— start —

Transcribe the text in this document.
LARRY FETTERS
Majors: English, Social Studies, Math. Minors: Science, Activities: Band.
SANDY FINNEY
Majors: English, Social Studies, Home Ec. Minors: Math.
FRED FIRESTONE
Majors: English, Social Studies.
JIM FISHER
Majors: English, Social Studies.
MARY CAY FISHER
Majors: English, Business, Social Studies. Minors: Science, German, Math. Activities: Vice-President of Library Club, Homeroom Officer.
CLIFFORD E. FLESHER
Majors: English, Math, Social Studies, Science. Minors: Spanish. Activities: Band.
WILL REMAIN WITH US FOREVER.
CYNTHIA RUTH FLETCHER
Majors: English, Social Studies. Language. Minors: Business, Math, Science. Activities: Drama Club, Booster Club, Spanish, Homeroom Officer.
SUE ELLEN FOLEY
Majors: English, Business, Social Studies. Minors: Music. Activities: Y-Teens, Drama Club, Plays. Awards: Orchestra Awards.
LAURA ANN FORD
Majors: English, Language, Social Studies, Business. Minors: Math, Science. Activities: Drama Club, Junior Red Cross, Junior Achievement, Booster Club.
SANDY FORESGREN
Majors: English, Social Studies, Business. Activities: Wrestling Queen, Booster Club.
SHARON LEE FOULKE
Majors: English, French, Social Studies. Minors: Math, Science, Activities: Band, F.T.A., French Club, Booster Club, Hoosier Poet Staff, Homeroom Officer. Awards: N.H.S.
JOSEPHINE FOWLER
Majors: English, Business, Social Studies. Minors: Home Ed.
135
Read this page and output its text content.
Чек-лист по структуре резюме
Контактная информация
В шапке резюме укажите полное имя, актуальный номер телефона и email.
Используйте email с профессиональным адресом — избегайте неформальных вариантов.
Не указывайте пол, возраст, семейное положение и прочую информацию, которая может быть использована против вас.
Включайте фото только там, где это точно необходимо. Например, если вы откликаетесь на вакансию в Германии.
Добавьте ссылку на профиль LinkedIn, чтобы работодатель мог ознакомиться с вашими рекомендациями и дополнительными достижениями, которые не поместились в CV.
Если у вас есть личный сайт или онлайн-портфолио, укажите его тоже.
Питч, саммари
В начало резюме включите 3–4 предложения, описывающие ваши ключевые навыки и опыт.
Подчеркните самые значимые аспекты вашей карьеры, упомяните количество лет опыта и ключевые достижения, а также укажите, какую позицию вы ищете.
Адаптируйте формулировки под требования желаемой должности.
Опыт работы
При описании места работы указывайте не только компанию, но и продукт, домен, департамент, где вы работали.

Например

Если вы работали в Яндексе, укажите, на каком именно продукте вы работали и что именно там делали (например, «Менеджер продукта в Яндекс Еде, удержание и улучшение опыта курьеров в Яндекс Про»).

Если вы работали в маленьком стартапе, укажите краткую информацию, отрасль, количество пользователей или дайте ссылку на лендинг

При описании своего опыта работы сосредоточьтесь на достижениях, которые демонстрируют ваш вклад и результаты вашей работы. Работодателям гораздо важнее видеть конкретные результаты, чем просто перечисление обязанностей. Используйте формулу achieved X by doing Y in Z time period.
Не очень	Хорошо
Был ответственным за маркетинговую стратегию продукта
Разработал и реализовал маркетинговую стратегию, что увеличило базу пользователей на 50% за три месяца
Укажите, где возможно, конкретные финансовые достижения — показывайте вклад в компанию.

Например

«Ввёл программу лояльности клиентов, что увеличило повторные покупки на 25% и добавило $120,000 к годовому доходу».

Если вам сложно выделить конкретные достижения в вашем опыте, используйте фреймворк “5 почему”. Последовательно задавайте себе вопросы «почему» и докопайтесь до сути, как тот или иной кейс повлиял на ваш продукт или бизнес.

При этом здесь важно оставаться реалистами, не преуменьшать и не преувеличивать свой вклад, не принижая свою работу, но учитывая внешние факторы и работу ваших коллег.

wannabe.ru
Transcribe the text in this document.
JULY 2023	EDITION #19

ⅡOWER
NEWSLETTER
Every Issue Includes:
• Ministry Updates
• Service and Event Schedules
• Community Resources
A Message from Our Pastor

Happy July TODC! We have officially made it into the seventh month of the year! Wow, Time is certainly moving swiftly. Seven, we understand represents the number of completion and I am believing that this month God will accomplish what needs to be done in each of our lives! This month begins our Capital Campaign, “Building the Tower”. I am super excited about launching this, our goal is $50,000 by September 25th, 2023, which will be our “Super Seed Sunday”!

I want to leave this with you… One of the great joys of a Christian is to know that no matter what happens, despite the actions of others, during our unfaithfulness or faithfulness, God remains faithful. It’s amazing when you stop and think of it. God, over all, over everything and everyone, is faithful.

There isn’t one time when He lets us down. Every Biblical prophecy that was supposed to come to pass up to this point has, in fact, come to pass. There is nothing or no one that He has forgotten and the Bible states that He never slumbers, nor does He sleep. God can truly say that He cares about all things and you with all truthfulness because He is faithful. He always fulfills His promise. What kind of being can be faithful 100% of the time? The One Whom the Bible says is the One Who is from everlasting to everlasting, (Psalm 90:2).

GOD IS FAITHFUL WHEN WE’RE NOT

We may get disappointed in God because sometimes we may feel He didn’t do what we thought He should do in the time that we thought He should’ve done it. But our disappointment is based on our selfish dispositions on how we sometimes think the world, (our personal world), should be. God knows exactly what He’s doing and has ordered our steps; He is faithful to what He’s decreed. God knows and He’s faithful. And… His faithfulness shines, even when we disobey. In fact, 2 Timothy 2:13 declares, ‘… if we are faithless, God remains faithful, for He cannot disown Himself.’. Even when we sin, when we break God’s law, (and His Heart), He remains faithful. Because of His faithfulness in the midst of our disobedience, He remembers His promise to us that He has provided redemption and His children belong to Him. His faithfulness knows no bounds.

— end —

Return every entry exactly as given.

Transcribe the text in this document.
LARRY FETTERS
Majors: English, Social Studies, Math. Minors: Science, Activities: Band.
SANDY FINNEY
Majors: English, Social Studies, Home Ec. Minors: Math.
FRED FIRESTONE
Majors: English, Social Studies.
JIM FISHER
Majors: English, Social Studies.
MARY CAY FISHER
Majors: English, Business, Social Studies. Minors: Science, German, Math. Activities: Vice-President of Library Club, Homeroom Officer.
CLIFFORD E. FLESHER
Majors: English, Math, Social Studies, Science. Minors: Spanish. Activities: Band.
WILL REMAIN WITH US FOREVER.
CYNTHIA RUTH FLETCHER
Majors: English, Social Studies. Language. Minors: Business, Math, Science. Activities: Drama Club, Booster Club, Spanish, Homeroom Officer.
SUE ELLEN FOLEY
Majors: English, Business, Social Studies. Minors: Music. Activities: Y-Teens, Drama Club, Plays. Awards: Orchestra Awards.
LAURA ANN FORD
Majors: English, Language, Social Studies, Business. Minors: Math, Science. Activities: Drama Club, Junior Red Cross, Junior Achievement, Booster Club.
SANDY FORESGREN
Majors: English, Social Studies, Business. Activities: Wrestling Queen, Booster Club.
SHARON LEE FOULKE
Majors: English, French, Social Studies. Minors: Math, Science, Activities: Band, F.T.A., French Club, Booster Club, Hoosier Poet Staff, Homeroom Officer. Awards: N.H.S.
JOSEPHINE FOWLER
Majors: English, Business, Social Studies. Minors: Home Ed.
135
Read this page and output its text content.
Чек-лист по структуре резюме
Контактная информация
В шапке резюме укажите полное имя, актуальный номер телефона и email.
Используйте email с профессиональным адресом — избегайте неформальных вариантов.
Не указывайте пол, возраст, семейное положение и прочую информацию, которая может быть использована против вас.
Включайте фото только там, где это точно необходимо. Например, если вы откликаетесь на вакансию в Германии.
Добавьте ссылку на профиль LinkedIn, чтобы работодатель мог ознакомиться с вашими рекомендациями и дополнительными достижениями, которые не поместились в CV.
Если у вас есть личный сайт или онлайн-портфолио, укажите его тоже.
Питч, саммари
В начало резюме включите 3–4 предложения, описывающие ваши ключевые навыки и опыт.
Подчеркните самые значимые аспекты вашей карьеры, упомяните количество лет опыта и ключевые достижения, а также укажите, какую позицию вы ищете.
Адаптируйте формулировки под требования желаемой должности.
Опыт работы
При описании места работы указывайте не только компанию, но и продукт, домен, департамент, где вы работали.

Например

Если вы работали в Яндексе, укажите, на каком именно продукте вы работали и что именно там делали (например, «Менеджер продукта в Яндекс Еде, удержание и улучшение опыта курьеров в Яндекс Про»).

Если вы работали в маленьком стартапе, укажите краткую информацию, отрасль, количество пользователей или дайте ссылку на лендинг

При описании своего опыта работы сосредоточьтесь на достижениях, которые демонстрируют ваш вклад и результаты вашей работы. Работодателям гораздо важнее видеть конкретные результаты, чем просто перечисление обязанностей. Используйте формулу achieved X by doing Y in Z time period.
Не очень	Хорошо
Был ответственным за маркетинговую стратегию продукта
Разработал и реализовал маркетинговую стратегию, что увеличило базу пользователей на 50% за три месяца
Укажите, где возможно, конкретные финансовые достижения — показывайте вклад в компанию.

Например

«Ввёл программу лояльности клиентов, что увеличило повторные покупки на 25% и добавило $120,000 к годовому доходу».

Если вам сложно выделить конкретные достижения в вашем опыте, используйте фреймворк “5 почему”. Последовательно задавайте себе вопросы «почему» и докопайтесь до сути, как тот или иной кейс повлиял на ваш продукт или бизнес.

При этом здесь важно оставаться реалистами, не преуменьшать и не преувеличивать свой вклад, не принижая свою работу, но учитывая внешние факторы и работу ваших коллег.

wannabe.ru
Transcribe the text in this document.
JULY 2023	EDITION #19

ⅡOWER
NEWSLETTER
Every Issue Includes:
• Ministry Updates
• Service and Event Schedules
• Community Resources
A Message from Our Pastor

Happy July TODC! We have officially made it into the seventh month of the year! Wow, Time is certainly moving swiftly. Seven, we understand represents the number of completion and I am believing that this month God will accomplish what needs to be done in each of our lives! This month begins our Capital Campaign, “Building the Tower”. I am super excited about launching this, our goal is $50,000 by September 25th, 2023, which will be our “Super Seed Sunday”!

I want to leave this with you… One of the great joys of a Christian is to know that no matter what happens, despite the actions of others, during our unfaithfulness or faithfulness, God remains faithful. It’s amazing when you stop and think of it. God, over all, over everything and everyone, is faithful.

There isn’t one time when He lets us down. Every Biblical prophecy that was supposed to come to pass up to this point has, in fact, come to pass. There is nothing or no one that He has forgotten and the Bible states that He never slumbers, nor does He sleep. God can truly say that He cares about all things and you with all truthfulness because He is faithful. He always fulfills His promise. What kind of being can be faithful 100% of the time? The One Whom the Bible says is the One Who is from everlasting to everlasting, (Psalm 90:2).

GOD IS FAITHFUL WHEN WE’RE NOT

We may get disappointed in God because sometimes we may feel He didn’t do what we thought He should do in the time that we thought He should’ve done it. But our disappointment is based on our selfish dispositions on how we sometimes think the world, (our personal world), should be. God knows exactly what He’s doing and has ordered our steps; He is faithful to what He’s decreed. God knows and He’s faithful. And… His faithfulness shines, even when we disobey. In fact, 2 Timothy 2:13 declares, ‘… if we are faithless, God remains faithful, for He cannot disown Himself.’. Even when we sin, when we break God’s law, (and His Heart), He remains faithful. Because of His faithfulness in the midst of our disobedience, He remembers His promise to us that He has provided redemption and His children belong to Him. His faithfulness knows no bounds.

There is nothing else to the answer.